(Work to complete):
Note each line where "Interest" appears, and copy it.

(Recorded information):
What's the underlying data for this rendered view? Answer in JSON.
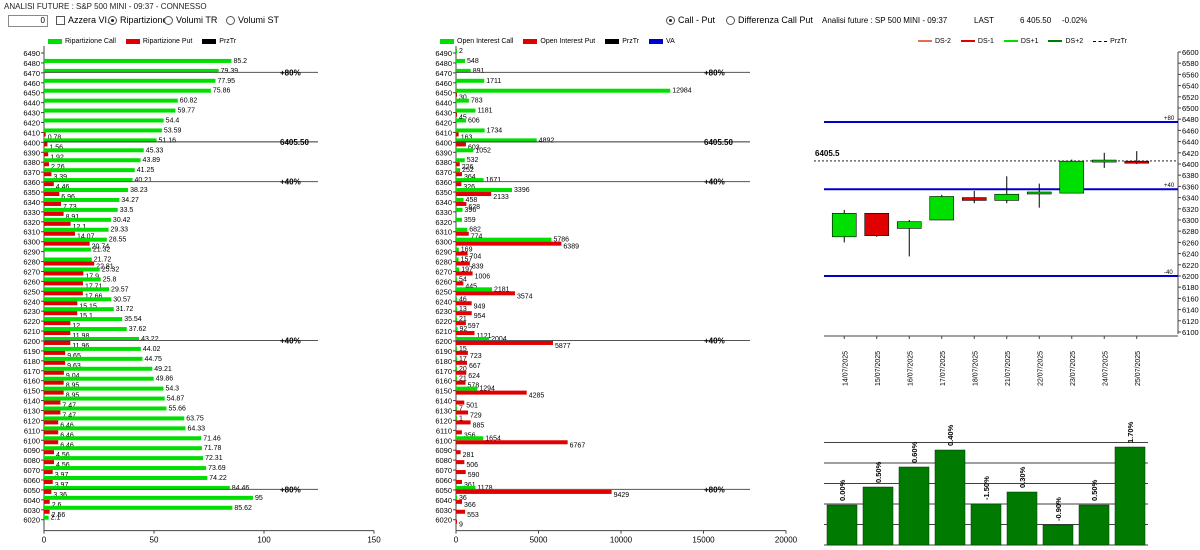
{
  "title": "ANALISI FUTURE : S&P 500 MINI - 09:37 - CONNESSO",
  "toolbar": {
    "spin_value": "0",
    "azzera_label": "Azzera VI.",
    "ripartizione_label": "Ripartizione",
    "volumi_tr_label": "Volumi TR",
    "volumi_st_label": "Volumi ST",
    "call_put_label": "Call - Put",
    "diff_call_put_label": "Differenza Call Put"
  },
  "future_info": {
    "name": "Analisi future : SP 500 MINI - 09:37",
    "last_label": "LAST",
    "last_value": "6 405.50",
    "change": "-0.02%"
  },
  "colors": {
    "call": "#00e000",
    "put": "#e00000",
    "price": "#000000",
    "va": "#0000cc",
    "dark_green": "#007a00"
  },
  "left_chart": {
    "legend": [
      "Ripartizione Call",
      "Ripartizione Put",
      "PrzTr"
    ],
    "x_ticks": [
      "0",
      "50",
      "100",
      "150"
    ],
    "markers": [
      {
        "strike": 6470,
        "label": "80%"
      },
      {
        "strike": 6400,
        "label": "6405.50"
      },
      {
        "strike": 6360,
        "label": "40%"
      },
      {
        "strike": 6200,
        "label": "40%"
      },
      {
        "strike": 6050,
        "label": "80%"
      }
    ]
  },
  "mid_chart": {
    "legend": [
      "Open Interest Call",
      "Open Interest Put",
      "PrzTr",
      "VA"
    ],
    "x_ticks": [
      "0",
      "5000",
      "10000",
      "15000",
      "20000"
    ],
    "markers": [
      {
        "strike": 6470,
        "label": "80%"
      },
      {
        "strike": 6400,
        "label": "6405.50"
      },
      {
        "strike": 6360,
        "label": "40%"
      },
      {
        "strike": 6200,
        "label": "40%"
      },
      {
        "strike": 6050,
        "label": "80%"
      }
    ]
  },
  "candle_chart": {
    "legend": [
      "DS-2",
      "DS-1",
      "DS+1",
      "DS+2",
      "PrzTr"
    ],
    "price_label": "6405.5",
    "h_lines": [
      {
        "value": 6475,
        "label": "+80"
      },
      {
        "value": 6355,
        "label": "+40"
      },
      {
        "value": 6200,
        "label": "-40"
      }
    ],
    "y_ticks": [
      "6600",
      "6580",
      "6560",
      "6540",
      "6520",
      "6500",
      "6480",
      "6460",
      "6440",
      "6420",
      "6400",
      "6380",
      "6360",
      "6340",
      "6320",
      "6300",
      "6280",
      "6260",
      "6240",
      "6220",
      "6200",
      "6180",
      "6160",
      "6140",
      "6120",
      "6100"
    ]
  },
  "bottom_chart": {
    "labels": [
      "0.00%",
      "0.50%",
      "0.60%",
      "0.40%",
      "-1.50%",
      "0.30%",
      "-0.90%",
      "0.50%",
      "1.70%"
    ]
  },
  "chart_data": [
    {
      "type": "bar",
      "title": "",
      "xlim": [
        0,
        150
      ],
      "categories": [
        "6490",
        "6480",
        "6470",
        "6460",
        "6450",
        "6440",
        "6430",
        "6420",
        "6410",
        "6400",
        "6390",
        "6380",
        "6370",
        "6360",
        "6350",
        "6340",
        "6330",
        "6320",
        "6310",
        "6300",
        "6290",
        "6280",
        "6270",
        "6260",
        "6250",
        "6240",
        "6230",
        "6220",
        "6210",
        "6200",
        "6190",
        "6180",
        "6170",
        "6160",
        "6150",
        "6140",
        "6130",
        "6120",
        "6110",
        "6100",
        "6090",
        "6080",
        "6070",
        "6060",
        "6050",
        "6040",
        "6030",
        "6020"
      ],
      "series": [
        {
          "name": "Ripartizione Call",
          "values": [
            null,
            85.2,
            79.39,
            77.95,
            75.86,
            60.82,
            59.77,
            54.4,
            53.59,
            51.16,
            45.33,
            43.89,
            41.25,
            40.21,
            38.23,
            34.27,
            33.5,
            30.42,
            29.33,
            28.55,
            21.32,
            21.72,
            25.32,
            25.8,
            29.57,
            30.57,
            31.72,
            35.54,
            37.62,
            43.22,
            44.02,
            44.75,
            49.21,
            49.86,
            54.3,
            54.87,
            55.66,
            63.75,
            64.33,
            71.46,
            71.78,
            72.31,
            73.69,
            74.22,
            84.46,
            95,
            85.62,
            2.1
          ]
        },
        {
          "name": "Ripartizione Put",
          "values": [
            null,
            null,
            null,
            null,
            null,
            null,
            null,
            null,
            0.78,
            1.56,
            1.92,
            2.26,
            3.39,
            4.46,
            6.96,
            7.73,
            8.91,
            12.1,
            14.07,
            20.74,
            null,
            22.81,
            17.9,
            17.71,
            17.66,
            15.15,
            15.1,
            12,
            11.98,
            11.96,
            9.65,
            9.63,
            9.04,
            8.95,
            8.95,
            7.47,
            7.47,
            6.46,
            6.46,
            6.46,
            4.56,
            4.56,
            3.97,
            3.97,
            3.36,
            2.6,
            2.56,
            null
          ]
        }
      ]
    },
    {
      "type": "bar",
      "title": "",
      "xlim": [
        0,
        20000
      ],
      "categories": [
        "6490",
        "6480",
        "6470",
        "6460",
        "6450",
        "6440",
        "6430",
        "6420",
        "6410",
        "6400",
        "6390",
        "6380",
        "6370",
        "6360",
        "6350",
        "6340",
        "6330",
        "6320",
        "6310",
        "6300",
        "6290",
        "6280",
        "6270",
        "6260",
        "6250",
        "6240",
        "6230",
        "6220",
        "6210",
        "6200",
        "6190",
        "6180",
        "6170",
        "6160",
        "6150",
        "6140",
        "6130",
        "6120",
        "6110",
        "6100",
        "6090",
        "6080",
        "6070",
        "6060",
        "6050",
        "6040",
        "6030",
        "6020"
      ],
      "series": [
        {
          "name": "Open Interest Call",
          "values": [
            2,
            548,
            891,
            1711,
            12984,
            783,
            1181,
            606,
            1734,
            4892,
            1052,
            532,
            252,
            1671,
            3396,
            458,
            396,
            359,
            682,
            5786,
            169,
            157,
            197,
            54,
            2181,
            46,
            13,
            21,
            92,
            2004,
            15,
            17,
            20,
            21,
            1294,
            null,
            7,
            1,
            null,
            1654,
            null,
            null,
            null,
            null,
            1178,
            36,
            null,
            null
          ]
        },
        {
          "name": "Open Interest Put",
          "values": [
            null,
            null,
            null,
            null,
            30,
            null,
            45,
            null,
            163,
            603,
            null,
            226,
            364,
            326,
            2133,
            628,
            null,
            null,
            774,
            6389,
            704,
            839,
            1006,
            445,
            3574,
            949,
            954,
            597,
            1121,
            5877,
            723,
            667,
            624,
            578,
            4285,
            501,
            729,
            885,
            356,
            6767,
            281,
            506,
            590,
            361,
            9429,
            366,
            553,
            9
          ]
        }
      ]
    },
    {
      "type": "candlestick",
      "title": "",
      "ylim": [
        6100,
        6600
      ],
      "x": [
        "14/07/2025",
        "15/07/2025",
        "16/07/2025",
        "17/07/2025",
        "18/07/2025",
        "21/07/2025",
        "22/07/2025",
        "23/07/2025",
        "24/07/2025",
        "25/07/2025"
      ],
      "ohlc": [
        [
          6270,
          6318,
          6260,
          6312,
          "up"
        ],
        [
          6312,
          6312,
          6270,
          6272,
          "down"
        ],
        [
          6297,
          6300,
          6235,
          6285,
          "up"
        ],
        [
          6300,
          6345,
          6300,
          6342,
          "up"
        ],
        [
          6340,
          6352,
          6330,
          6335,
          "down"
        ],
        [
          6335,
          6378,
          6330,
          6346,
          "up"
        ],
        [
          6348,
          6365,
          6322,
          6350,
          "up"
        ],
        [
          6348,
          6408,
          6348,
          6405,
          "up"
        ],
        [
          6405,
          6420,
          6393,
          6407,
          "up"
        ],
        [
          6405,
          6423,
          6400,
          6405,
          "down"
        ]
      ],
      "reference_lines": [
        6475,
        6355,
        6200
      ],
      "price": 6405.5
    },
    {
      "type": "bar",
      "title": "",
      "categories": [
        "14/07/2025",
        "15/07/2025",
        "16/07/2025",
        "17/07/2025",
        "18/07/2025",
        "21/07/2025",
        "22/07/2025",
        "23/07/2025",
        "24/07/2025"
      ],
      "values": [
        0.0,
        0.5,
        0.6,
        0.4,
        -1.5,
        0.3,
        -0.9,
        0.5,
        1.7
      ],
      "value_labels": [
        "0.00%",
        "0.50%",
        "0.60%",
        "0.40%",
        "-1.50%",
        "0.30%",
        "-0.90%",
        "0.50%",
        "1.70%"
      ]
    }
  ]
}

(Solution for this exercise):
      "Open Interest Call",
      "Open Interest Put",
          "name": "Open Interest Call",
          "name": "Open Interest Put",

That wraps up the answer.